===== MATERIAL =====
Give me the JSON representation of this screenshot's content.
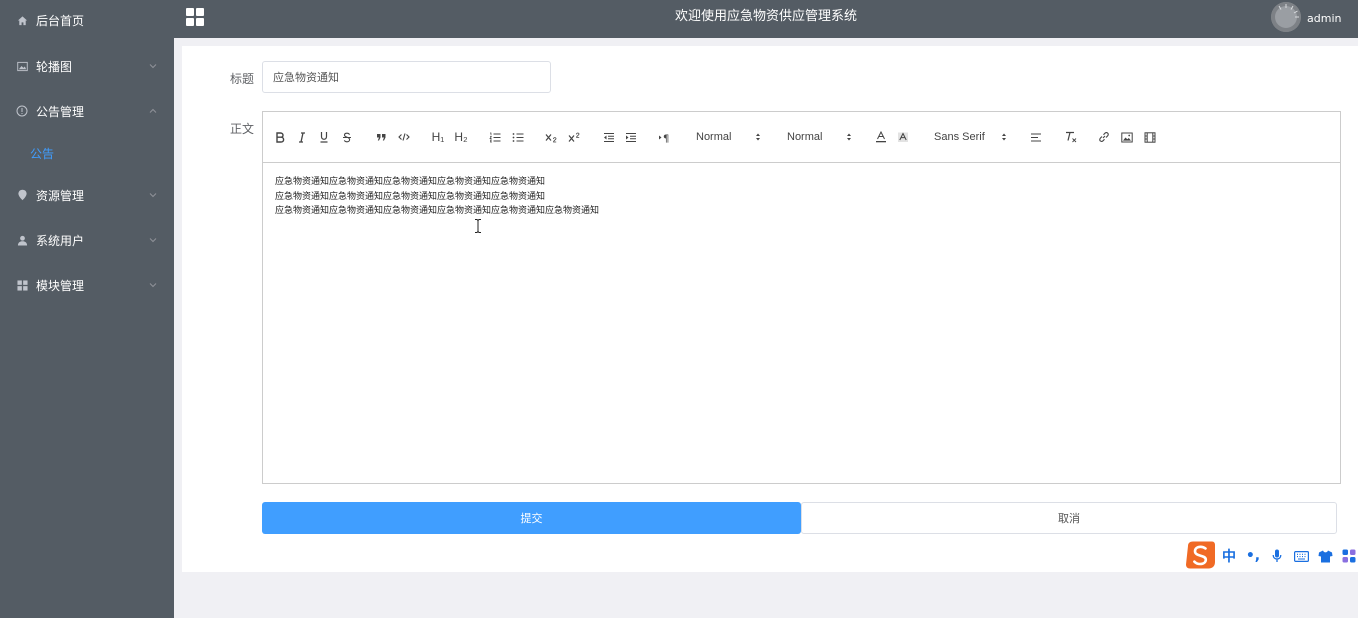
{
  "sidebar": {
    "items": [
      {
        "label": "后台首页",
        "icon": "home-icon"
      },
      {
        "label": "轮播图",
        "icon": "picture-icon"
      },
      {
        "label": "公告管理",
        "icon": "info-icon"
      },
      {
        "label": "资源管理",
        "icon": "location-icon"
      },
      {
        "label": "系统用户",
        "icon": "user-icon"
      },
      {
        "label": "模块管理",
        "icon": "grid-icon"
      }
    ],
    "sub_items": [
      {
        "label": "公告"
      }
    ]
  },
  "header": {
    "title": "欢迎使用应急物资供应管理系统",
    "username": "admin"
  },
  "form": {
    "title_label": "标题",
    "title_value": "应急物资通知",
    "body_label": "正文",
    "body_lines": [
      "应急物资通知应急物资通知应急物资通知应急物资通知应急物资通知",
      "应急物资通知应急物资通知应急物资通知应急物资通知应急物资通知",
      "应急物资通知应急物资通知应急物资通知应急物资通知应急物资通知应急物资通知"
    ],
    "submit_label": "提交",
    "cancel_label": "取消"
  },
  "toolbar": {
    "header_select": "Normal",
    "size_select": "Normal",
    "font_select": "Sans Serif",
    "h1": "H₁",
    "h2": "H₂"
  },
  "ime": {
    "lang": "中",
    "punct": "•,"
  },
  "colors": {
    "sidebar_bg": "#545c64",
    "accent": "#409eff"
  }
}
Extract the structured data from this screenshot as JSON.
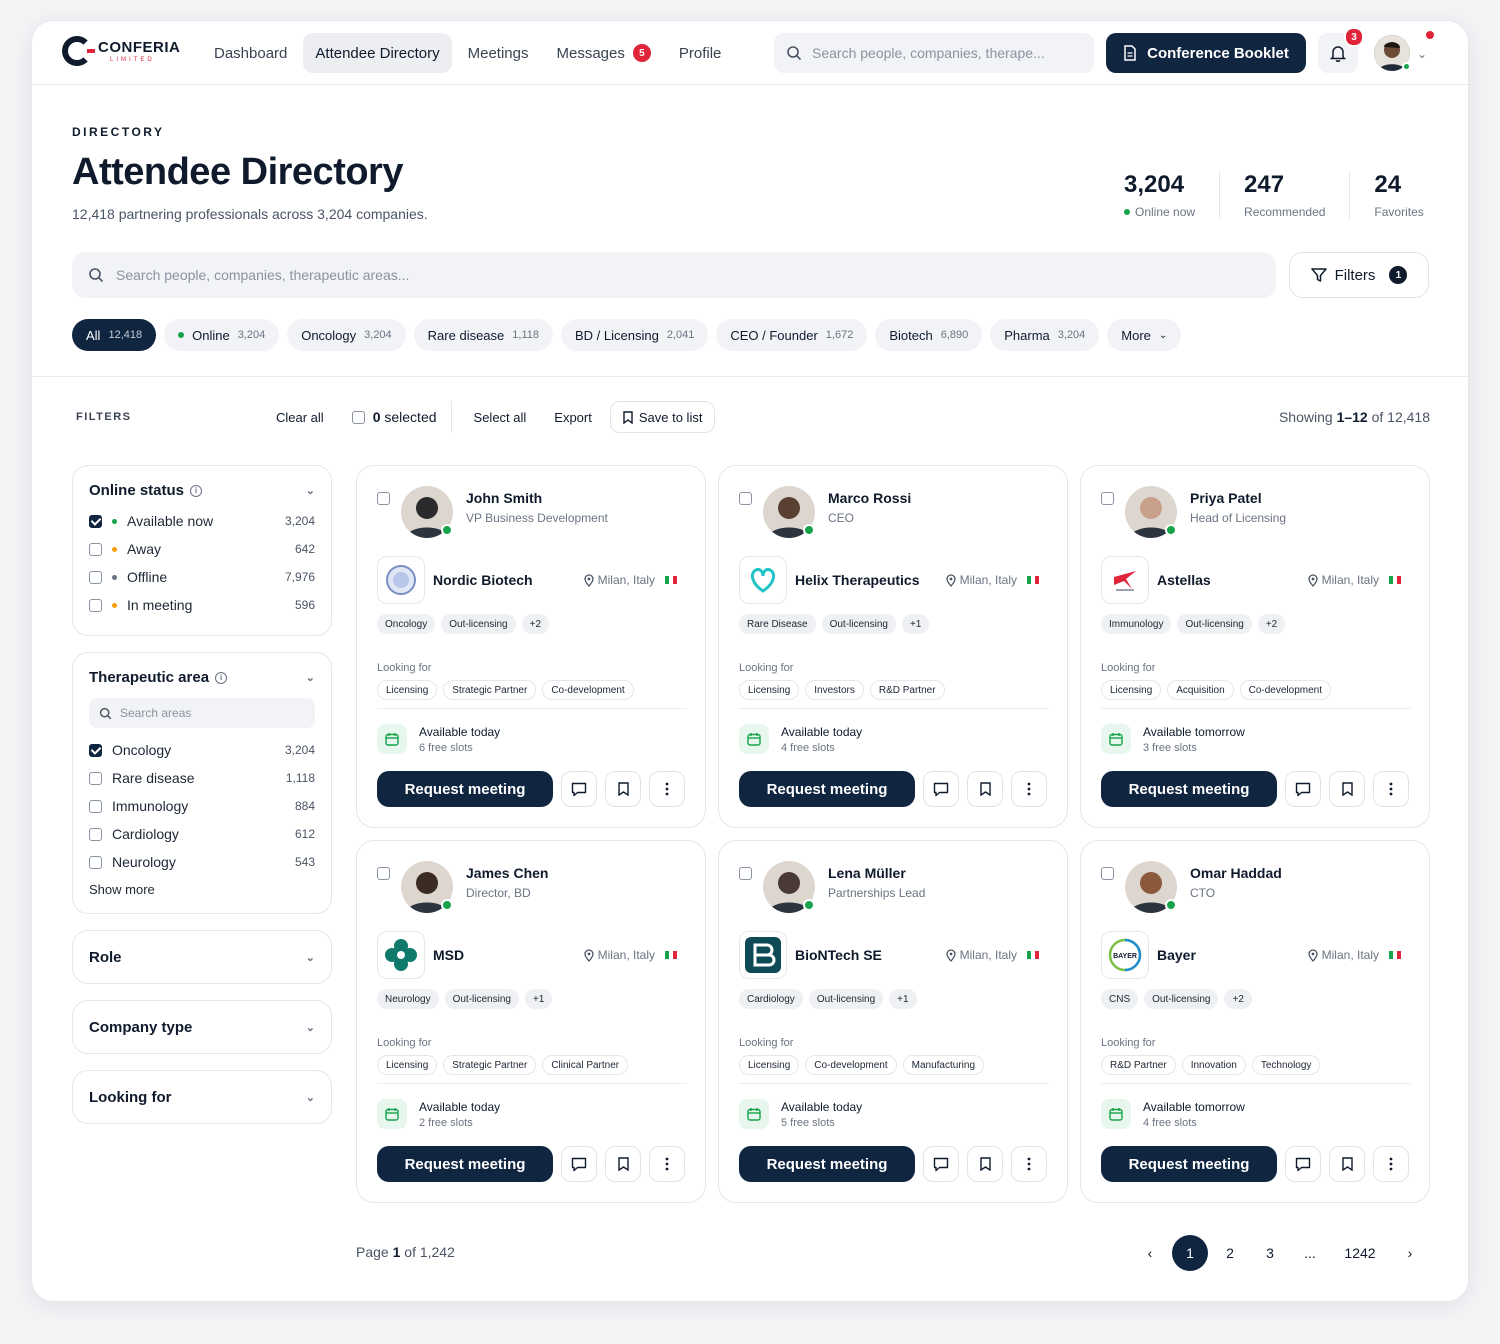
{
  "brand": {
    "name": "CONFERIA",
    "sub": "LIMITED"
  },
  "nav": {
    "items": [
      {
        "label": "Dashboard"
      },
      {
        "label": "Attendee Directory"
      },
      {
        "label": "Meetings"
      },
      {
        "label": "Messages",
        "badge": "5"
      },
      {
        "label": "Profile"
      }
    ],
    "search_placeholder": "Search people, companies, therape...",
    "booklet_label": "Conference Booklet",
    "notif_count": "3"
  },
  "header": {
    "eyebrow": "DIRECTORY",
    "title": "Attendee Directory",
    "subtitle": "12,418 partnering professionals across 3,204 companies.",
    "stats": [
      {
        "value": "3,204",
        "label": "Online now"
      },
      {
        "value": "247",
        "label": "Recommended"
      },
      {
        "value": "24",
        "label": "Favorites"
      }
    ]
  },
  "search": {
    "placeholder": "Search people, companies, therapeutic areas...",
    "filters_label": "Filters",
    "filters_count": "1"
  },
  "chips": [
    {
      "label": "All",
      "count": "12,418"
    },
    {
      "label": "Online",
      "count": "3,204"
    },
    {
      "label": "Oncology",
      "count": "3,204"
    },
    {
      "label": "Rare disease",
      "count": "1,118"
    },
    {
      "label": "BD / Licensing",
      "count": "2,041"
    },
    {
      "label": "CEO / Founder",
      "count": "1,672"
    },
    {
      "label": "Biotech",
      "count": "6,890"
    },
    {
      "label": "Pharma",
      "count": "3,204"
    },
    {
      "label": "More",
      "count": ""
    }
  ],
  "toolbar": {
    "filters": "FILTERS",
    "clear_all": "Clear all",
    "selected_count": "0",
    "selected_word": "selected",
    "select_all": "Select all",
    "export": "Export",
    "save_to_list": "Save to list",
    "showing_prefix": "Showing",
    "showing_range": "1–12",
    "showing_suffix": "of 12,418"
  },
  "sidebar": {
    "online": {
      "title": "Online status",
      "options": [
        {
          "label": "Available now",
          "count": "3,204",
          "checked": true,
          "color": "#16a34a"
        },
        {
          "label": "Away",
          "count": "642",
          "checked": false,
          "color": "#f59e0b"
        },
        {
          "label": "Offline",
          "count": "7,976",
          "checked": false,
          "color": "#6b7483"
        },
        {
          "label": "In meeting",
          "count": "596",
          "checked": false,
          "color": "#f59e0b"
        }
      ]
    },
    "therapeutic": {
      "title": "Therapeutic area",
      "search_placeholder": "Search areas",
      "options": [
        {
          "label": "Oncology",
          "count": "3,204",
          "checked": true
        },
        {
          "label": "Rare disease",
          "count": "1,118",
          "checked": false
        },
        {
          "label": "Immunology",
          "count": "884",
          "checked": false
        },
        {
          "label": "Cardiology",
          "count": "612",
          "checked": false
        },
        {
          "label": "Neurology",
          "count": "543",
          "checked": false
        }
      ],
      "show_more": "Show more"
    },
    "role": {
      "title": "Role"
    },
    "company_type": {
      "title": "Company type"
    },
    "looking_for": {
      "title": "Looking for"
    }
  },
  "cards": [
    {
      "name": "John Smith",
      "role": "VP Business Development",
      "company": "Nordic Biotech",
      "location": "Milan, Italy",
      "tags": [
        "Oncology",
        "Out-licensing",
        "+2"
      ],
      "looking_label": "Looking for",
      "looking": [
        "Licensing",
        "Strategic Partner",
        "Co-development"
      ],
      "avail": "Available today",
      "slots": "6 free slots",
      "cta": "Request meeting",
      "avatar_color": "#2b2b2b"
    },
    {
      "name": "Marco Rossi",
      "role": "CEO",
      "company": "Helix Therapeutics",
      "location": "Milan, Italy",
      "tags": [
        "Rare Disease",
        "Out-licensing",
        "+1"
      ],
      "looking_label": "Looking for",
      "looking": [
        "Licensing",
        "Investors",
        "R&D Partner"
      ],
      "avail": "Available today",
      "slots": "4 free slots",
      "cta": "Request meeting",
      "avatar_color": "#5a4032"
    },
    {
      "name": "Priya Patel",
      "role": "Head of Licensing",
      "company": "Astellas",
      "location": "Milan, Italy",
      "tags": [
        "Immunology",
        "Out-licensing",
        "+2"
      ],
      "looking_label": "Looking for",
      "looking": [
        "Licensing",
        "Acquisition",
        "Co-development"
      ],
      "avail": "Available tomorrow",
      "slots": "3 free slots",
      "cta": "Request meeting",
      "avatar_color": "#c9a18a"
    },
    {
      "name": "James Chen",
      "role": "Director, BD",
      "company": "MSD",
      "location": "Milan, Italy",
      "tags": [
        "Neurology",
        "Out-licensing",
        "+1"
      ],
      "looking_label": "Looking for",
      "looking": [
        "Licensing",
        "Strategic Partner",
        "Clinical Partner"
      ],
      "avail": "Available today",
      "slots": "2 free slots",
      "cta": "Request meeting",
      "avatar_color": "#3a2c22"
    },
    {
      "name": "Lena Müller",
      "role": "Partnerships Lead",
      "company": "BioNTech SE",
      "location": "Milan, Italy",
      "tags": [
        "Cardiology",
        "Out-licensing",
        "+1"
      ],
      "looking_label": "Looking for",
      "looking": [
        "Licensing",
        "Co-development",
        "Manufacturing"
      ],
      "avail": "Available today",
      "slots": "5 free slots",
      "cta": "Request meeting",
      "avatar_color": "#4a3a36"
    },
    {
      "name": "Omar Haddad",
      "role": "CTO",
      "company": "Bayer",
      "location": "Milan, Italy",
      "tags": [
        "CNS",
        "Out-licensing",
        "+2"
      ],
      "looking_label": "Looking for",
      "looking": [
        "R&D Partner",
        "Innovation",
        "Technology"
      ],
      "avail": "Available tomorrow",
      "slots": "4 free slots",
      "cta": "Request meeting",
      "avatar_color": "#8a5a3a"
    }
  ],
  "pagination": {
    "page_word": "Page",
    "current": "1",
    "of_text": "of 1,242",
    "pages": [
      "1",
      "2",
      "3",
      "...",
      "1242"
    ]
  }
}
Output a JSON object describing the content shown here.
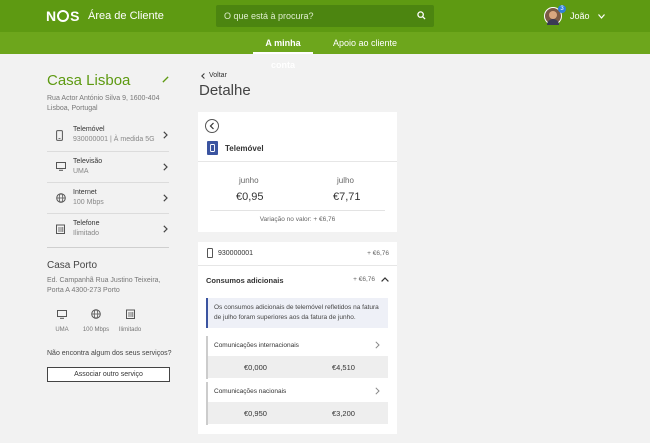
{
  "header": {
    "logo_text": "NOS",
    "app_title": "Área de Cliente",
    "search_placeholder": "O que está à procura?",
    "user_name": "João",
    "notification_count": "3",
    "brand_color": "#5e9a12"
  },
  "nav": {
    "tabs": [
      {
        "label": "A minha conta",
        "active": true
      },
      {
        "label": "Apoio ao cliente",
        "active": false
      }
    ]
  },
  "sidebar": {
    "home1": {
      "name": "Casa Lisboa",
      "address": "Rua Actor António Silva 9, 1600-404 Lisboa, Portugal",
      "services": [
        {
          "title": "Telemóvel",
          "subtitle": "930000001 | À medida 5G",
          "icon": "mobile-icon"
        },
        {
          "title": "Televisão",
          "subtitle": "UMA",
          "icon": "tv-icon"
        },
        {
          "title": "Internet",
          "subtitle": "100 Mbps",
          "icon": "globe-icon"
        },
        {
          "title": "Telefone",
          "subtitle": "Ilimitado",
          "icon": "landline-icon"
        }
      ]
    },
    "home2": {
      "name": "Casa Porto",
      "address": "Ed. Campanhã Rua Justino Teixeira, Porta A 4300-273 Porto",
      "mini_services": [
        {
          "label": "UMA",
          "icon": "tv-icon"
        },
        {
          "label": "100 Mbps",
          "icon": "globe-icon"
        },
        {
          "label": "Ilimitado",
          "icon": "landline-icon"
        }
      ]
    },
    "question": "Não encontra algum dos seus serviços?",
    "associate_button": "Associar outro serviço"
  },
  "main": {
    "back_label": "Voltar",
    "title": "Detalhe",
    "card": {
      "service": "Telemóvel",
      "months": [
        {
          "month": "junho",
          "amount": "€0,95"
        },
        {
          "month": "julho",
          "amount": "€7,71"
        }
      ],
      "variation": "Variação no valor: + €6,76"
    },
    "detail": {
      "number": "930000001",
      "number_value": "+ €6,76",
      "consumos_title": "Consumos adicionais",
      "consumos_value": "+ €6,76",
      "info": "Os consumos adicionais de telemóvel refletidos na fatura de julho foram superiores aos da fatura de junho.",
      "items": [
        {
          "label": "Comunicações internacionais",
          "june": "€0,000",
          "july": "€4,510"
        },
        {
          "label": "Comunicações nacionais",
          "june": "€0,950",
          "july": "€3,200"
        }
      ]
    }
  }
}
=====
TASK BRIEF:
Using the listing above, list every line in which the string "Comunicações" occurs.

EXERCISE ANSWER:
          "label": "Comunicações internacionais",
          "label": "Comunicações nacionais",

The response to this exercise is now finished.